#### Challenge:
Transcribe the listing below line for line, without changing a single character.

[start Input for this task]

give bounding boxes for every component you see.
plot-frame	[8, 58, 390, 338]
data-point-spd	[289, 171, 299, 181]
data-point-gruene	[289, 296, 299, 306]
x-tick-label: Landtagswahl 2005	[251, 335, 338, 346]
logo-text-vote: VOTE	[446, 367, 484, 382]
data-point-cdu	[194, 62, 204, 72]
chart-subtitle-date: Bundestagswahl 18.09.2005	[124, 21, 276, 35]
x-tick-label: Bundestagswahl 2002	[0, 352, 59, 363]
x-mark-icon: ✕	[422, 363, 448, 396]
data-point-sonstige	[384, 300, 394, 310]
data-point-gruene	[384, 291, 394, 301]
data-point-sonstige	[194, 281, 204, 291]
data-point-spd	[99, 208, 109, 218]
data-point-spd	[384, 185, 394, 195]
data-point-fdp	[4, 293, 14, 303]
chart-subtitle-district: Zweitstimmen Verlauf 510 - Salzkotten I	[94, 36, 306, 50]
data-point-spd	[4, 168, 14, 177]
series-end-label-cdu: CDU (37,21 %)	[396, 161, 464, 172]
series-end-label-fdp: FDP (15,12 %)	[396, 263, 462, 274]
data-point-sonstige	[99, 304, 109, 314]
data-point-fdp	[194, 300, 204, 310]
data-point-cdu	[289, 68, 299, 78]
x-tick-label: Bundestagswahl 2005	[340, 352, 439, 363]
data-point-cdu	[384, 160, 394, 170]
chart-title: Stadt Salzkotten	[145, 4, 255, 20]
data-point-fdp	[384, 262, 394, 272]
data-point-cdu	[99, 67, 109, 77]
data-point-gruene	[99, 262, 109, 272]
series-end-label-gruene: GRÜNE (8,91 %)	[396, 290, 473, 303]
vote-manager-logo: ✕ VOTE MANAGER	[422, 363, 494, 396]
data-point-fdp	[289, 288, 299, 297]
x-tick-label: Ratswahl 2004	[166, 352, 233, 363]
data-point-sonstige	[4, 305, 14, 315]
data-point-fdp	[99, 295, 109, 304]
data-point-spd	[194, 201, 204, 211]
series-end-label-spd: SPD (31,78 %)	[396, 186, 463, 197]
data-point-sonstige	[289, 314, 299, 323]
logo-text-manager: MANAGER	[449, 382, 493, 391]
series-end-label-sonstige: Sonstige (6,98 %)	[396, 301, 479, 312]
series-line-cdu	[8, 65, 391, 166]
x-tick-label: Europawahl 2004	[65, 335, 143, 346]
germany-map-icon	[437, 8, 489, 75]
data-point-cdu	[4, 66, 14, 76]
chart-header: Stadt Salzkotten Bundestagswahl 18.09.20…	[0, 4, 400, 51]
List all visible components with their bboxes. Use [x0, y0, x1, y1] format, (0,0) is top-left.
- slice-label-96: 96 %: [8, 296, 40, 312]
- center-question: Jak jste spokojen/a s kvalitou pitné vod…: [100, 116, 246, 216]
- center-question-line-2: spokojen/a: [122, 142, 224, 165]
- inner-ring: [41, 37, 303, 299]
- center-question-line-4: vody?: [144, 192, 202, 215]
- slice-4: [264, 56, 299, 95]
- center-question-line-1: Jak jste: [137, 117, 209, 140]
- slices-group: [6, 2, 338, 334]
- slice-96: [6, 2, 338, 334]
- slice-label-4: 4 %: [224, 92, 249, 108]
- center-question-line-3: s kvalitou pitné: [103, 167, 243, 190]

[end Input for this task]

#### Result of the task:
give bounding boxes for every component you see.
plot-frame	[8, 58, 390, 338]
data-point-spd	[289, 171, 299, 181]
data-point-gruene	[289, 296, 299, 306]
x-tick-label: Landtagswahl 2005	[251, 335, 338, 346]
logo-text-vote: VOTE	[446, 367, 484, 382]
data-point-cdu	[194, 62, 204, 72]
chart-subtitle-date: Bundestagswahl 18.09.2005	[124, 21, 276, 35]
x-tick-label: Bundestagswahl 2002	[0, 352, 59, 363]
x-mark-icon: ✕	[422, 363, 448, 396]
data-point-sonstige	[384, 300, 394, 310]
data-point-gruene	[384, 291, 394, 301]
data-point-sonstige	[194, 281, 204, 291]
data-point-spd	[99, 208, 109, 218]
data-point-spd	[384, 185, 394, 195]
data-point-fdp	[4, 293, 14, 303]
chart-subtitle-district: Zweitstimmen Verlauf 510 - Salzkotten I	[94, 36, 306, 50]
data-point-spd	[4, 168, 14, 177]
series-end-label-cdu: CDU (37,21 %)	[396, 161, 464, 172]
series-end-label-fdp: FDP (15,12 %)	[396, 263, 462, 274]
data-point-sonstige	[99, 304, 109, 314]
data-point-fdp	[194, 300, 204, 310]
data-point-cdu	[289, 68, 299, 78]
x-tick-label: Bundestagswahl 2005	[340, 352, 439, 363]
data-point-cdu	[384, 160, 394, 170]
chart-title: Stadt Salzkotten	[145, 4, 255, 20]
data-point-fdp	[384, 262, 394, 272]
data-point-cdu	[99, 67, 109, 77]
data-point-gruene	[99, 262, 109, 272]
series-end-label-gruene: GRÜNE (8,91 %)	[396, 290, 473, 303]
vote-manager-logo: ✕ VOTE MANAGER	[422, 363, 494, 396]
data-point-fdp	[289, 288, 299, 297]
x-tick-label: Ratswahl 2004	[166, 352, 233, 363]
data-point-sonstige	[4, 305, 14, 315]
data-point-fdp	[99, 295, 109, 304]
data-point-spd	[194, 201, 204, 211]
series-end-label-spd: SPD (31,78 %)	[396, 186, 463, 197]
data-point-sonstige	[289, 314, 299, 323]
logo-text-manager: MANAGER	[449, 382, 493, 391]
series-end-label-sonstige: Sonstige (6,98 %)	[396, 301, 479, 312]
series-line-cdu	[8, 65, 391, 166]
x-tick-label: Europawahl 2004	[65, 335, 143, 346]
germany-map-icon	[437, 8, 489, 75]
data-point-cdu	[4, 66, 14, 76]
chart-header: Stadt Salzkotten Bundestagswahl 18.09.20…	[0, 4, 400, 51]
List all visible components with their bboxes. Use [x0, y0, x1, y1] format, (0,0) is top-left.
- slice-label-96: 96 %: [8, 296, 40, 312]
- center-question: Jak jste spokojen/a s kvalitou pitné vod…: [100, 116, 246, 216]
- center-question-line-2: spokojen/a: [122, 142, 224, 165]
- inner-ring: [41, 37, 303, 299]
- center-question-line-4: vody?: [144, 192, 202, 215]
- slice-4: [264, 56, 299, 95]
- center-question-line-1: Jak jste: [137, 117, 209, 140]
- slices-group: [6, 2, 338, 334]
- slice-96: [6, 2, 338, 334]
- slice-label-4: 4 %: [224, 92, 249, 108]
- center-question-line-3: s kvalitou pitné: [103, 167, 243, 190]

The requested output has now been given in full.